All of the records below must be output exactly, with no pictures carried over.
[START ENTRIES]
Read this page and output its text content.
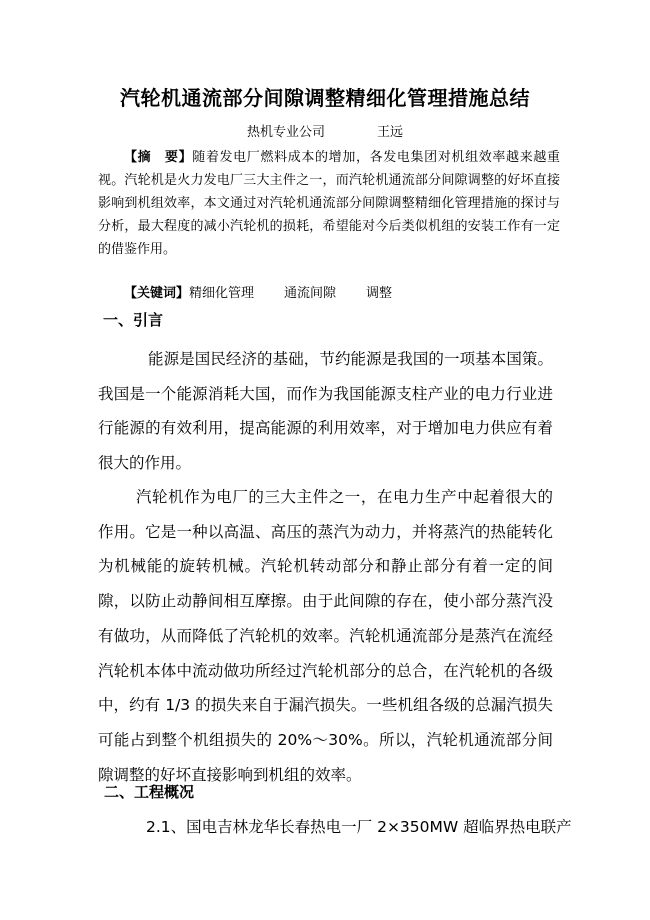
汽轮机通流部分间隙调整精细化管理措施总结
热机专业公司	王远

【摘　要】随着发电厂燃料成本的增加，各发电集团对机组效率越来越重视。汽轮机是火力发电厂三大主件之一，而汽轮机通流部分间隙调整的好坏直接影响到机组效率，本文通过对汽轮机通流部分间隙调整精细化管理措施的探讨与分析，最大程度的减小汽轮机的损耗，希望能对今后类似机组的安装工作有一定的借鉴作用。

【关键词】精细化管理 通流间隙 调整
一、引言

能源是国民经济的基础，节约能源是我国的一项基本国策。我国是一个能源消耗大国，而作为我国能源支柱产业的电力行业进行能源的有效利用，提高能源的利用效率，对于增加电力供应有着很大的作用。

汽轮机作为电厂的三大主件之一，在电力生产中起着很大的作用。它是一种以高温、高压的蒸汽为动力，并将蒸汽的热能转化为机械能的旋转机械。汽轮机转动部分和静止部分有着一定的间隙，以防止动静间相互摩擦。由于此间隙的存在，使小部分蒸汽没有做功，从而降低了汽轮机的效率。汽轮机通流部分是蒸汽在流经汽轮机本体中流动做功所经过汽轮机部分的总合，在汽轮机的各级中，约有 1/3 的损失来自于漏汽损失。一些机组各级的总漏汽损失可能占到整个机组损失的 20%～30%。所以，汽轮机通流部分间隙调整的好坏直接影响到机组的效率。

二、工程概况

2.1、国电吉林龙华长春热电一厂 2×350MW 超临界热电联产
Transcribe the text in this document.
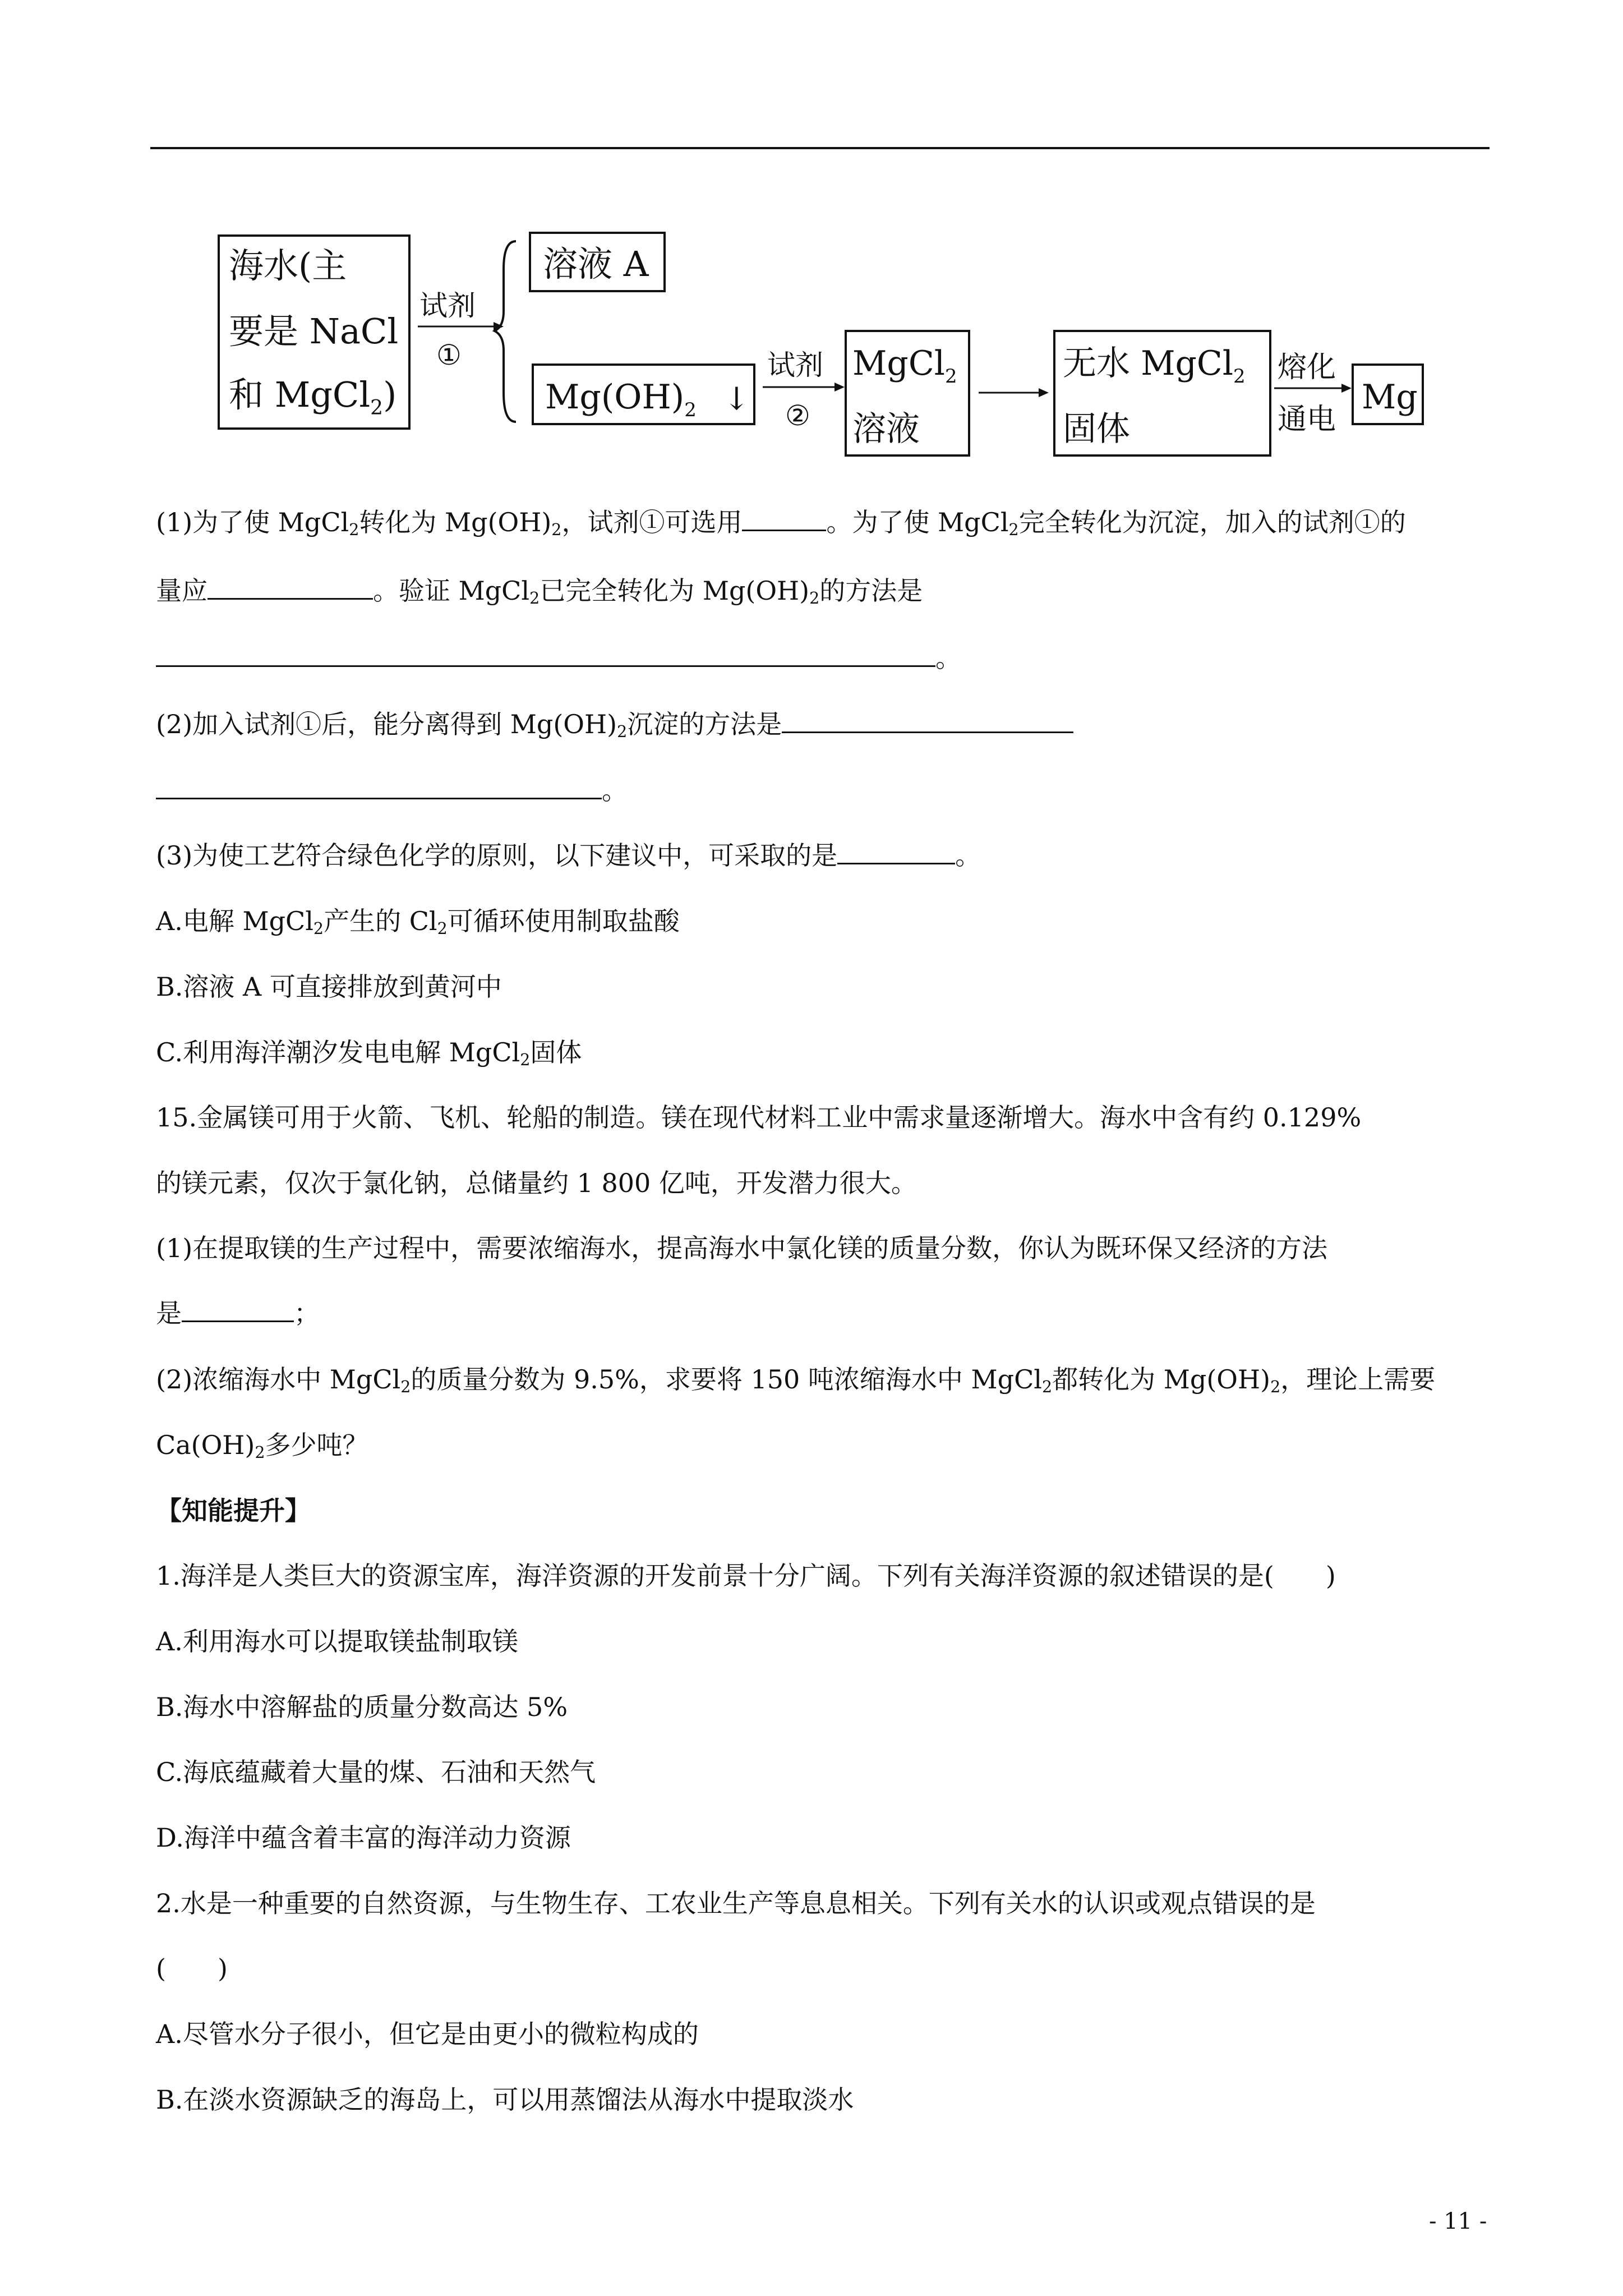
海水(主
要是 NaCl
和 MgCl$_2$)
试剂
①
溶液 A
$Mg(OH)_2$ ↓
试剂
②
MgCl$_2$
溶液
无水 MgCl$_2$
固体
熔化
通电
Mg
(1)为了使 MgCl$_2$转化为 $Mg(OH)_2$，试剂①可选用	。为了使 MgCl$_2$完全转化为沉淀，加入的试剂①的
量应	。验证 MgCl$_2$已完全转化为 $Mg(OH)_2$的方法是
。
(2)加入试剂①后，能分离得到 $Mg(OH)_2$沉淀的方法是
。
(3)为使工艺符合绿色化学的原则，以下建议中，可采取的是	。
A.电解 MgCl$_2$产生的 $Cl_2$可循环使用制取盐酸
B.溶液 A 可直接排放到黄河中
C.利用海洋潮汐发电电解 MgCl$_2$固体
15.金属镁可用于火箭、飞机、轮船的制造。镁在现代材料工业中需求量逐渐增大。海水中含有约 0.129%
的镁元素，仅次于氯化钠，总储量约 1 800 亿吨，开发潜力很大。
(1)在提取镁的生产过程中，需要浓缩海水，提高海水中氯化镁的质量分数，你认为既环保又经济的方法
是	；
(2)浓缩海水中 MgCl$_2$的质量分数为 9.5%，求要将 150 吨浓缩海水中 MgCl$_2$都转化为 $Mg(OH)_2$，理论上需要
$Ca(OH)_2$多少吨？
【知能提升】
1.海洋是人类巨大的资源宝库，海洋资源的开发前景十分广阔。下列有关海洋资源的叙述错误的是(　　)
A.利用海水可以提取镁盐制取镁
B.海水中溶解盐的质量分数高达 5%
C.海底蕴藏着大量的煤、石油和天然气
D.海洋中蕴含着丰富的海洋动力资源
2.水是一种重要的自然资源，与生物生存、工农业生产等息息相关。下列有关水的认识或观点错误的是
(　　)
A.尽管水分子很小，但它是由更小的微粒构成的
B.在淡水资源缺乏的海岛上，可以用蒸馏法从海水中提取淡水
- 11 -
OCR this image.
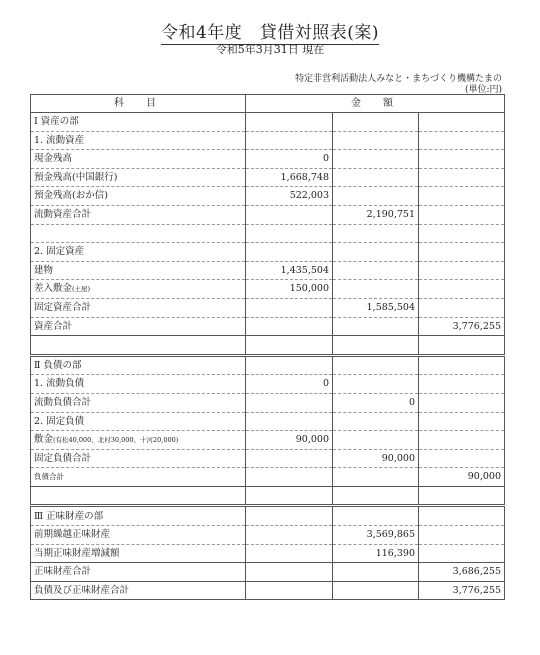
令和4年度　貸借対照表(案)
令和5年3月31日 現在
特定非営利活動法人みなと・まちづくり機構たまの
(単位:円)
科　目	金　額		
Ⅰ 資産の部			
1. 流動資産			
現金残高	0		
預金残高(中国銀行)	1,668,748		
預金残高(おか信)	522,003		
流動資産合計		2,190,751	

2. 固定資産			
建物	1,435,504		
差入敷金(土屋)	150,000		
固定資産合計		1,585,504	
資産合計			3,776,255

Ⅱ 負債の部			
1. 流動負債	0		
流動負債合計		0	
2. 固定負債			
敷金(有松40,000、北村30,000、十河20,000)	90,000		
固定負債合計		90,000	
負債合計			90,000

Ⅲ 正味財産の部			
前期繰越正味財産		3,569,865	
当期正味財産増減額		116,390	
正味財産合計			3,686,255
負債及び正味財産合計			3,776,255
[END ENTRIES]
[WORKED ANSWER]
Read this page and output its text content.
汽轮机通流部分间隙调整精细化管理措施总结
热机专业公司	王远

【摘　要】随着发电厂燃料成本的增加，各发电集团对机组效率越来越重视。汽轮机是火力发电厂三大主件之一，而汽轮机通流部分间隙调整的好坏直接影响到机组效率，本文通过对汽轮机通流部分间隙调整精细化管理措施的探讨与分析，最大程度的减小汽轮机的损耗，希望能对今后类似机组的安装工作有一定的借鉴作用。

【关键词】精细化管理 通流间隙 调整
一、引言

能源是国民经济的基础，节约能源是我国的一项基本国策。我国是一个能源消耗大国，而作为我国能源支柱产业的电力行业进行能源的有效利用，提高能源的利用效率，对于增加电力供应有着很大的作用。

汽轮机作为电厂的三大主件之一，在电力生产中起着很大的作用。它是一种以高温、高压的蒸汽为动力，并将蒸汽的热能转化为机械能的旋转机械。汽轮机转动部分和静止部分有着一定的间隙，以防止动静间相互摩擦。由于此间隙的存在，使小部分蒸汽没有做功，从而降低了汽轮机的效率。汽轮机通流部分是蒸汽在流经汽轮机本体中流动做功所经过汽轮机部分的总合，在汽轮机的各级中，约有 1/3 的损失来自于漏汽损失。一些机组各级的总漏汽损失可能占到整个机组损失的 20%～30%。所以，汽轮机通流部分间隙调整的好坏直接影响到机组的效率。

二、工程概况

2.1、国电吉林龙华长春热电一厂 2×350MW 超临界热电联产
Transcribe the text in this document.
海水(主
要是 NaCl
和 MgCl$_2$)
试剂
①
溶液 A
$Mg(OH)_2$ ↓
试剂
②
MgCl$_2$
溶液
无水 MgCl$_2$
固体
熔化
通电
Mg
(1)为了使 MgCl$_2$转化为 $Mg(OH)_2$，试剂①可选用	。为了使 MgCl$_2$完全转化为沉淀，加入的试剂①的
量应	。验证 MgCl$_2$已完全转化为 $Mg(OH)_2$的方法是
。
(2)加入试剂①后，能分离得到 $Mg(OH)_2$沉淀的方法是
。
(3)为使工艺符合绿色化学的原则，以下建议中，可采取的是	。
A.电解 MgCl$_2$产生的 $Cl_2$可循环使用制取盐酸
B.溶液 A 可直接排放到黄河中
C.利用海洋潮汐发电电解 MgCl$_2$固体
15.金属镁可用于火箭、飞机、轮船的制造。镁在现代材料工业中需求量逐渐增大。海水中含有约 0.129%
的镁元素，仅次于氯化钠，总储量约 1 800 亿吨，开发潜力很大。
(1)在提取镁的生产过程中，需要浓缩海水，提高海水中氯化镁的质量分数，你认为既环保又经济的方法
是	；
(2)浓缩海水中 MgCl$_2$的质量分数为 9.5%，求要将 150 吨浓缩海水中 MgCl$_2$都转化为 $Mg(OH)_2$，理论上需要
$Ca(OH)_2$多少吨？
【知能提升】
1.海洋是人类巨大的资源宝库，海洋资源的开发前景十分广阔。下列有关海洋资源的叙述错误的是(　　)
A.利用海水可以提取镁盐制取镁
B.海水中溶解盐的质量分数高达 5%
C.海底蕴藏着大量的煤、石油和天然气
D.海洋中蕴含着丰富的海洋动力资源
2.水是一种重要的自然资源，与生物生存、工农业生产等息息相关。下列有关水的认识或观点错误的是
(　　)
A.尽管水分子很小，但它是由更小的微粒构成的
B.在淡水资源缺乏的海岛上，可以用蒸馏法从海水中提取淡水
- 11 -
OCR this image.
令和4年度　貸借対照表(案)
令和5年3月31日 現在
特定非営利活動法人みなと・まちづくり機構たまの
(単位:円)
科　目	金　額		
Ⅰ 資産の部			
1. 流動資産			
現金残高	0		
預金残高(中国銀行)	1,668,748		
預金残高(おか信)	522,003		
流動資産合計		2,190,751	

2. 固定資産			
建物	1,435,504		
差入敷金(土屋)	150,000		
固定資産合計		1,585,504	
資産合計			3,776,255

Ⅱ 負債の部			
1. 流動負債	0		
流動負債合計		0	
2. 固定負債			
敷金(有松40,000、北村30,000、十河20,000)	90,000		
固定負債合計		90,000	
負債合計			90,000

Ⅲ 正味財産の部			
前期繰越正味財産		3,569,865	
当期正味財産増減額		116,390	
正味財産合計			3,686,255
負債及び正味財産合計			3,776,255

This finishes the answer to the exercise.